-- begin SUPPLIED MATERIAL --

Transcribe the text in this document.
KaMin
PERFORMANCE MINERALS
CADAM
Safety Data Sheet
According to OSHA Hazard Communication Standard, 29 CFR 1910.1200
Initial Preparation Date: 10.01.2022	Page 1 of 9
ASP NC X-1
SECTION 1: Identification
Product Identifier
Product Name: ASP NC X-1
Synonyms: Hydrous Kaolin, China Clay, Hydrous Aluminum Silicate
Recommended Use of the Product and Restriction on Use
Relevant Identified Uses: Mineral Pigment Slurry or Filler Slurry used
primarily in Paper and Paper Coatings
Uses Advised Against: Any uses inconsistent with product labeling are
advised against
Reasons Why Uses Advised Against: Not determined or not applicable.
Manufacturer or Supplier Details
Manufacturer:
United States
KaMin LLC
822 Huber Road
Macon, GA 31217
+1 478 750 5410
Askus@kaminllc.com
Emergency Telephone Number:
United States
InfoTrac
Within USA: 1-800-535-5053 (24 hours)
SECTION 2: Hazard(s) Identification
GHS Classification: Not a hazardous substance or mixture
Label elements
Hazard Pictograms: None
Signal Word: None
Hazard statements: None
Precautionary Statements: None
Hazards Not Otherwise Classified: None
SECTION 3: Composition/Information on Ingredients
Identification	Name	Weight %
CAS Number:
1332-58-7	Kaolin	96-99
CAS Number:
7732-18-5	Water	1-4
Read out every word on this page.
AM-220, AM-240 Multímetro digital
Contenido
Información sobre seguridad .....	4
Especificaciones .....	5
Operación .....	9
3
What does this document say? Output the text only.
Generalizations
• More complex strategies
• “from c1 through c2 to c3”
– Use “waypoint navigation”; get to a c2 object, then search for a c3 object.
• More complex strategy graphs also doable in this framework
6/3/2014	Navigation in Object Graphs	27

-- end SUPPLIED MATERIAL --

▶ YOUR GOAL:
Go over the data above and copy every line that has the word "text" in it.

▶ WRITTEN RESPONSE:
Transcribe the text in this document.
What does this document say? Output the text only.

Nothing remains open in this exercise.